• **Text shown**
-- BEGIN --

They both empty so something went wrong on installing.

Now google how a resolv.conf must look like.

Roelof

Edit : When I do nano -w /etc/resolv.conf

And i put this lines in it.

Search localhost

nameserver 212.54.35.25

nameserver 212.54.40.25

And I save it.

After a reboot the file is empty.

It looks like dhcpcd writes it.

And on reboot dhcpcd times out.

----------

## mikegpitt

That is correct, your resolv.conf will be overwritten on each boot by whatever dhcp places there.  The reason I was asking to see your /etc/conf.d/net is to see if you are accidentally using nodns in your dhcp configuration.

----------

## roelof

Hello, 

I don't use nodns.

The only thing what in conf.d/net is comments

Any other idea how to solve this or do I need NAT because im behind a router ?

Roelof

----------

## mikegpitt

Is your router set to send you its default nameservers?  Perhaps you haven't configured this option on your router?  Also, can you post the version of dhcpcd you are using (or whatever dhcp client you are using)?

-- END --

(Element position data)
-- BEGIN --

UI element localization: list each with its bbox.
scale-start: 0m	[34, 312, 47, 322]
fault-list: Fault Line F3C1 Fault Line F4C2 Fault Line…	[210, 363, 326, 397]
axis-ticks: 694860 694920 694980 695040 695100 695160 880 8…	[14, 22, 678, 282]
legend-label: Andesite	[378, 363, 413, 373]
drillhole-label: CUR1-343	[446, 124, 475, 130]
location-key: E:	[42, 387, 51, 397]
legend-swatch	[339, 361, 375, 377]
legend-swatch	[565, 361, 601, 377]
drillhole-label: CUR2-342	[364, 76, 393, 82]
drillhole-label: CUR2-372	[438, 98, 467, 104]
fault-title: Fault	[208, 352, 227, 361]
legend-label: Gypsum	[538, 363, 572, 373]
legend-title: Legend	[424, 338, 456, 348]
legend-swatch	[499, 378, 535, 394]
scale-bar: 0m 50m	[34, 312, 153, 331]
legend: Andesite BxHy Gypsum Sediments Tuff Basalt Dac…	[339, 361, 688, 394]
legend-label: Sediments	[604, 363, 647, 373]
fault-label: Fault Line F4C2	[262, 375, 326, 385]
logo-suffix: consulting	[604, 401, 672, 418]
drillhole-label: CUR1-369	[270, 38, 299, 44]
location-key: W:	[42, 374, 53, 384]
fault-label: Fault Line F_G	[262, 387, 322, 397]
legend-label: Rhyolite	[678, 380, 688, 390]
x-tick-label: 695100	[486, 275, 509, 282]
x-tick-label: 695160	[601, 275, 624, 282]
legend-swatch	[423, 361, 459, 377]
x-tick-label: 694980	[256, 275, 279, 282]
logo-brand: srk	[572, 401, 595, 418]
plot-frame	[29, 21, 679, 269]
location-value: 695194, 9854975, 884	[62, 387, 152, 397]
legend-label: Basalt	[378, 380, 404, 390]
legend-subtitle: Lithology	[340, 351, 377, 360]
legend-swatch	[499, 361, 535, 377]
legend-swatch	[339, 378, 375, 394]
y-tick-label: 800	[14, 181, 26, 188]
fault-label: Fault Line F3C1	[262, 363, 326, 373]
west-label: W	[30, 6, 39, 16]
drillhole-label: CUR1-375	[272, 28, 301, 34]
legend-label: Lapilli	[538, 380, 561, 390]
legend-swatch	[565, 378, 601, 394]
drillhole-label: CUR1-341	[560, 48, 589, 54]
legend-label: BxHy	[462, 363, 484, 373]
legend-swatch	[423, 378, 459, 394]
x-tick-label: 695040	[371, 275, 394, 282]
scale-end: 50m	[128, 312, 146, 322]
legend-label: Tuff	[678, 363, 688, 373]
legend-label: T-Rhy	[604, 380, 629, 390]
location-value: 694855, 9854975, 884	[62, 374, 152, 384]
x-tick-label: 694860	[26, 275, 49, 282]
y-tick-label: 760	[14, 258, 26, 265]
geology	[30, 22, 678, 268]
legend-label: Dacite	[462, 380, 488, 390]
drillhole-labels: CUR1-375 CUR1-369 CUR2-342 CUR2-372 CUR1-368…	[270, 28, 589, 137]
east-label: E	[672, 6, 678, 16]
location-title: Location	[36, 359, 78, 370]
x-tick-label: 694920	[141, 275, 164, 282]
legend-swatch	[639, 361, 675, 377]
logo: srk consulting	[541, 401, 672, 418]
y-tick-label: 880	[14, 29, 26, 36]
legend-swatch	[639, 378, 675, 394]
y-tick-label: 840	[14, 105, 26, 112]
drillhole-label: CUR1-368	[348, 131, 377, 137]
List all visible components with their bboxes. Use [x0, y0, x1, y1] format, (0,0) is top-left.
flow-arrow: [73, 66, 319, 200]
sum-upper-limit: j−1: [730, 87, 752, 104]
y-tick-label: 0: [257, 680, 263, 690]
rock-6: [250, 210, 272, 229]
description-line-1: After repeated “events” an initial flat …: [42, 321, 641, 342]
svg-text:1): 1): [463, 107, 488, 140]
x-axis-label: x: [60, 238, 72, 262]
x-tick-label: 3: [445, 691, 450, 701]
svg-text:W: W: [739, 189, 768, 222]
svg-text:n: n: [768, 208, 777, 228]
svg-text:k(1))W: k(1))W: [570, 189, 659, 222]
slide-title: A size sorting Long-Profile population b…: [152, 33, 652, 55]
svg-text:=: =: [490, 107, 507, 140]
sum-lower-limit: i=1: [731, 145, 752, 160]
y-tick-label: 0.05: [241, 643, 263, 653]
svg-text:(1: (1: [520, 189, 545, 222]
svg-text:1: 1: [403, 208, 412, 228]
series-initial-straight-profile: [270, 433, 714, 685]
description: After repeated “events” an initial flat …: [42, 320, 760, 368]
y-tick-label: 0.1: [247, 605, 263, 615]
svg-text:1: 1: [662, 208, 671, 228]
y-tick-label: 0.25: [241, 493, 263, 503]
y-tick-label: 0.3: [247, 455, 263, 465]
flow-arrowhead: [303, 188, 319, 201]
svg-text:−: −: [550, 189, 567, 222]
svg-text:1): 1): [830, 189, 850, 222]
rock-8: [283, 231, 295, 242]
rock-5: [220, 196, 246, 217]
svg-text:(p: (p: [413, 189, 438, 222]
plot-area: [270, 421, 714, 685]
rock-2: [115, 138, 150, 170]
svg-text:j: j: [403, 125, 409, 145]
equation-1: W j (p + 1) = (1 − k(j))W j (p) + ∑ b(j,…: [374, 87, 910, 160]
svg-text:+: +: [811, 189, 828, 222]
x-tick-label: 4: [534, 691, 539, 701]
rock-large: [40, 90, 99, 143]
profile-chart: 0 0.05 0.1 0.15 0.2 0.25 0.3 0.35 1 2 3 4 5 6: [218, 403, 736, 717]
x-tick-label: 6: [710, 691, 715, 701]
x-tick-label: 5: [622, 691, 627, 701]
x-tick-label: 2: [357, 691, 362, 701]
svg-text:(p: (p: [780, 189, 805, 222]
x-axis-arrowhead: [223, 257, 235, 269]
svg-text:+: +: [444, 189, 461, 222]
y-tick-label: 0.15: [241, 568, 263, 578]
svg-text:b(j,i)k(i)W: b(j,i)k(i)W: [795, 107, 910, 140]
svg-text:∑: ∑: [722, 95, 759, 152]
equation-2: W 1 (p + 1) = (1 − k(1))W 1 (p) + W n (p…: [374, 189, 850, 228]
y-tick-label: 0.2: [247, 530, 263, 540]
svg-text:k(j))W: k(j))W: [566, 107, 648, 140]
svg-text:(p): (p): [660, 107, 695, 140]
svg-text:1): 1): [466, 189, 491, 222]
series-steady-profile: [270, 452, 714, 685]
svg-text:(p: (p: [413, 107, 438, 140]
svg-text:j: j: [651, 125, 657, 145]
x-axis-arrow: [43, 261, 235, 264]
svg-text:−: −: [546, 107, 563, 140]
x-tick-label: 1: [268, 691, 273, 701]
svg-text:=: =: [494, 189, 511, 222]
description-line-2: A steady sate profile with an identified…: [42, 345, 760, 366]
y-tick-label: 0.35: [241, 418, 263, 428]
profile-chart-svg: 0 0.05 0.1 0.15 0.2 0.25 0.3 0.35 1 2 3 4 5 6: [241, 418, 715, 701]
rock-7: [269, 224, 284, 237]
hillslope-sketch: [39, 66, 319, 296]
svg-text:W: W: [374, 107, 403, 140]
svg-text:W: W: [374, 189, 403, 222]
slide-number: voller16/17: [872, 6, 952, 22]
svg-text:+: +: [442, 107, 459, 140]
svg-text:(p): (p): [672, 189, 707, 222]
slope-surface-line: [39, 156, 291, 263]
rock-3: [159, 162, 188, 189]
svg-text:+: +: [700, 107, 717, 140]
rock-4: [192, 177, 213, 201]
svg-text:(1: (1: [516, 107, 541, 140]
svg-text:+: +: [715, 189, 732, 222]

-- END --

• **Exercises to complete**
**a)** Please extract the passage from the resolv.conf thread starting with "That is correct, your" and going on through "don't use nodns.".
**b)** Does the resolv.conf thread agree with each statement below? Give yes or no for each, with the deciding words quoted from the thread.
(i) One of the nameserver lines added to the file was for 212.54.35.25.
(ii) roelof uses nodns in the dhcp configuration.
(iii) The lines added to resolv.conf were still there after a reboot.
**c)** Write what comes next in the resolv.conf thread, picking up after its final sentence.

• **Responses in order**
**a)**
That is correct, your resolv.conf will be overwritten on each boot by whatever dhcp places there.  The reason I was asking to see your /etc/conf.d/net is to see if you are accidentally using nodns in your dhcp configuration.

----------

## roelof

Hello, 

I don't use nodns.

**b)**
(i) Yes: "nameserver 212.54.35.25"
(ii) No: "I don't use nodns."
(iii) No: "After a reboot the file is empty."

**c)**
----------

## roelof

Hello, 

DHCPCD is version 4.0.15.

In Windows the router is sending the nameservers with it,

So I think that in Gentoo it's the same.

In the router config there is nothing about sending dns data.

Roelof

----------

## mikegpitt

How are you starting your network adapter at boot?  Have you manually added net.eth0 to your default renlevel, are you letting something like netplug start it, or something else?

Also, are you sure that with the ip address your router gives you, you are able to ping external addresses?  You might want to try and ping your router for starters, and then try something on the net like google.com (72.14.209.104).

----------

## roelof

Hello Mike, 

Here the data you asked for and a little bit more.

I have manually added eth0 to the default runlevel as stated in the book.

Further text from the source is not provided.